> [STATED TASK]:
Repeat the material below word for word and leave out all pictures.

[Start EXTRACTED INFORMATION]

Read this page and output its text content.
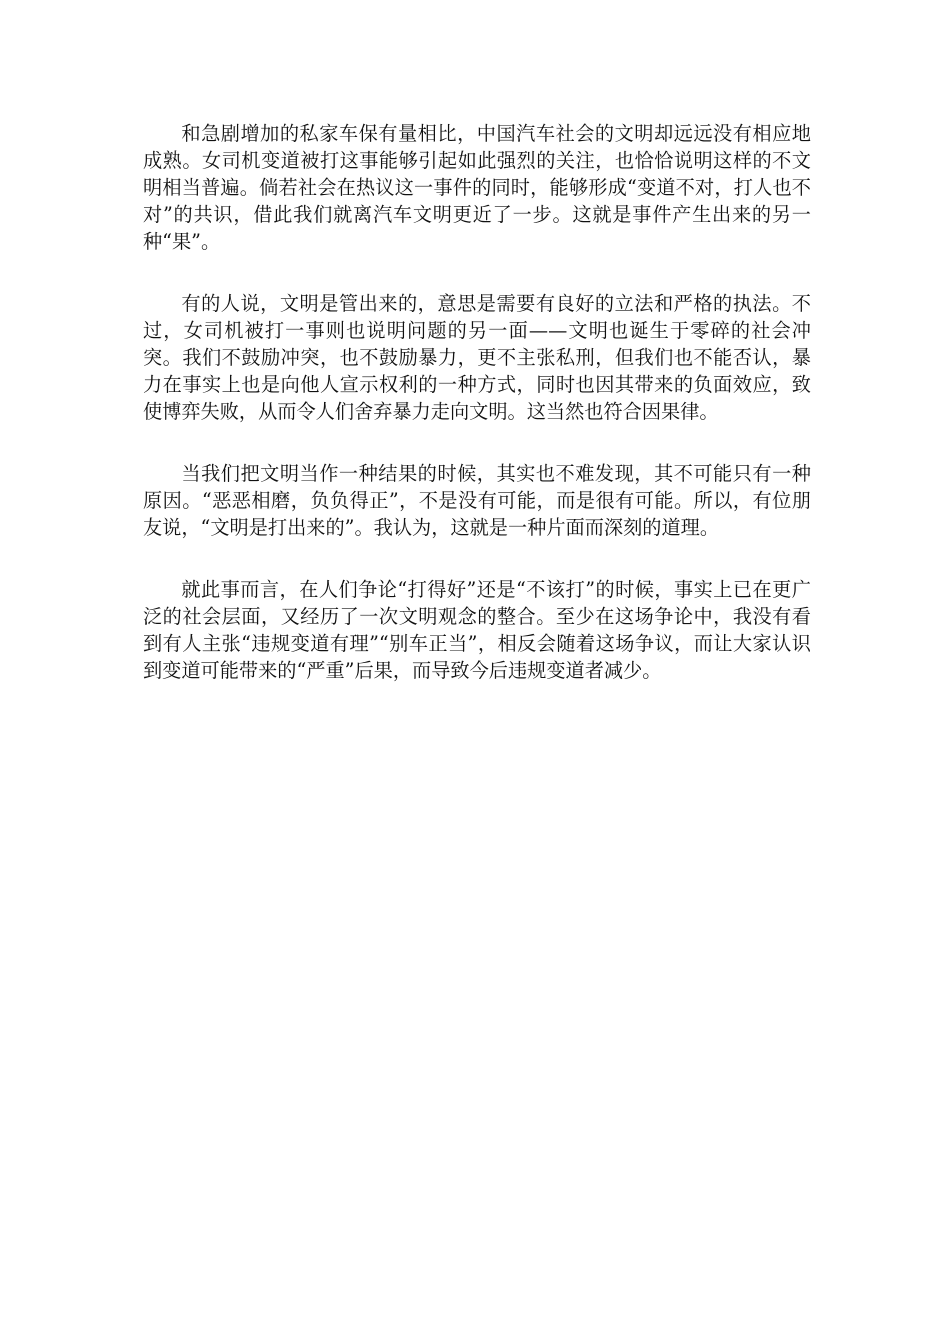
和急剧增加的私家车保有量相比，中国汽车社会的文明却远远没有相应地成熟。女司机变道被打这事能够引起如此强烈的关注，也恰恰说明这样的不文明相当普遍。倘若社会在热议这一事件的同时，能够形成“变道不对，打人也不对”的共识，借此我们就离汽车文明更近了一步。这就是事件产生出来的另一种“果”。

有的人说，文明是管出来的，意思是需要有良好的立法和严格的执法。不过，女司机被打一事则也说明问题的另一面——文明也诞生于零碎的社会冲突。我们不鼓励冲突，也不鼓励暴力，更不主张私刑，但我们也不能否认，暴力在事实上也是向他人宣示权利的一种方式，同时也因其带来的负面效应，致使博弈失败，从而令人们舍弃暴力走向文明。这当然也符合因果律。

当我们把文明当作一种结果的时候，其实也不难发现，其不可能只有一种原因。“恶恶相磨，负负得正”，不是没有可能，而是很有可能。所以，有位朋友说，“文明是打出来的”。我认为，这就是一种片面而深刻的道理。

就此事而言，在人们争论“打得好”还是“不该打”的时候，事实上已在更广泛的社会层面，又经历了一次文明观念的整合。至少在这场争论中，我没有看到有人主张“违规变道有理”“别车正当”，相反会随着这场争议，而让大家认识到变道可能带来的“严重”后果，而导致今后违规变道者减少。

[End EXTRACTED INFORMATION]

> [RESULT OF THE TASK]:
Read this page and output its text content.
和急剧增加的私家车保有量相比，中国汽车社会的文明却远远没有相应地成熟。女司机变道被打这事能够引起如此强烈的关注，也恰恰说明这样的不文明相当普遍。倘若社会在热议这一事件的同时，能够形成“变道不对，打人也不对”的共识，借此我们就离汽车文明更近了一步。这就是事件产生出来的另一种“果”。

有的人说，文明是管出来的，意思是需要有良好的立法和严格的执法。不过，女司机被打一事则也说明问题的另一面——文明也诞生于零碎的社会冲突。我们不鼓励冲突，也不鼓励暴力，更不主张私刑，但我们也不能否认，暴力在事实上也是向他人宣示权利的一种方式，同时也因其带来的负面效应，致使博弈失败，从而令人们舍弃暴力走向文明。这当然也符合因果律。

当我们把文明当作一种结果的时候，其实也不难发现，其不可能只有一种原因。“恶恶相磨，负负得正”，不是没有可能，而是很有可能。所以，有位朋友说，“文明是打出来的”。我认为，这就是一种片面而深刻的道理。

就此事而言，在人们争论“打得好”还是“不该打”的时候，事实上已在更广泛的社会层面，又经历了一次文明观念的整合。至少在这场争论中，我没有看到有人主张“违规变道有理”“别车正当”，相反会随着这场争议，而让大家认识到变道可能带来的“严重”后果，而导致今后违规变道者减少。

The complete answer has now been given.